Stored records:
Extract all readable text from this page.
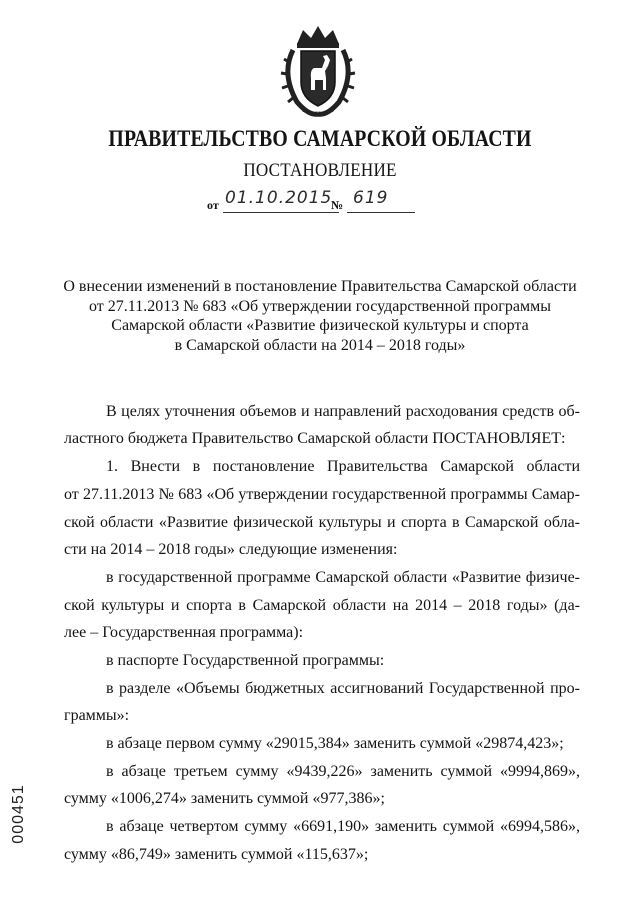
ПРАВИТЕЛЬСТВО САМАРСКОЙ ОБЛАСТИ
ПОСТАНОВЛЕНИЕ
от 01.10.2015
№ 619
О внесении изменений в постановление Правительства Самарской области
от 27.11.2013 № 683 «Об утверждении государственной программы
Самарской области «Развитие физической культуры и спорта
в Самарской области на 2014 – 2018 годы»
В целях уточнения объемов и направлений расходования средств об-
ластного бюджета Правительство Самарской области ПОСТАНОВЛЯЕТ:
1. Внести в постановление Правительства Самарской области
от 27.11.2013 № 683 «Об утверждении государственной программы Самар-
ской области «Развитие физической культуры и спорта в Самарской обла-
сти на 2014 – 2018 годы» следующие изменения:
в государственной программе Самарской области «Развитие физиче-
ской культуры и спорта в Самарской области на 2014 – 2018 годы» (да-
лее – Государственная программа):
в паспорте Государственной программы:
в разделе «Объемы бюджетных ассигнований Государственной про-
граммы»:
в абзаце первом сумму «29015,384» заменить суммой «29874,423»;
в абзаце третьем сумму «9439,226» заменить суммой «9994,869»,
сумму «1006,274» заменить суммой «977,386»;
в абзаце четвертом сумму «6691,190» заменить суммой «6994,586»,
сумму «86,749» заменить суммой «115,637»;
000451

**Task requirements**.
Give every record back exactly as it reads, with no images.

**Solution to the exercise**.
Extract all readable text from this page.
ПРАВИТЕЛЬСТВО САМАРСКОЙ ОБЛАСТИ
ПОСТАНОВЛЕНИЕ
от 01.10.2015
№ 619
О внесении изменений в постановление Правительства Самарской области
от 27.11.2013 № 683 «Об утверждении государственной программы
Самарской области «Развитие физической культуры и спорта
в Самарской области на 2014 – 2018 годы»
В целях уточнения объемов и направлений расходования средств об-
ластного бюджета Правительство Самарской области ПОСТАНОВЛЯЕТ:
1. Внести в постановление Правительства Самарской области
от 27.11.2013 № 683 «Об утверждении государственной программы Самар-
ской области «Развитие физической культуры и спорта в Самарской обла-
сти на 2014 – 2018 годы» следующие изменения:
в государственной программе Самарской области «Развитие физиче-
ской культуры и спорта в Самарской области на 2014 – 2018 годы» (да-
лее – Государственная программа):
в паспорте Государственной программы:
в разделе «Объемы бюджетных ассигнований Государственной про-
граммы»:
в абзаце первом сумму «29015,384» заменить суммой «29874,423»;
в абзаце третьем сумму «9439,226» заменить суммой «9994,869»,
сумму «1006,274» заменить суммой «977,386»;
в абзаце четвертом сумму «6691,190» заменить суммой «6994,586»,
сумму «86,749» заменить суммой «115,637»;
000451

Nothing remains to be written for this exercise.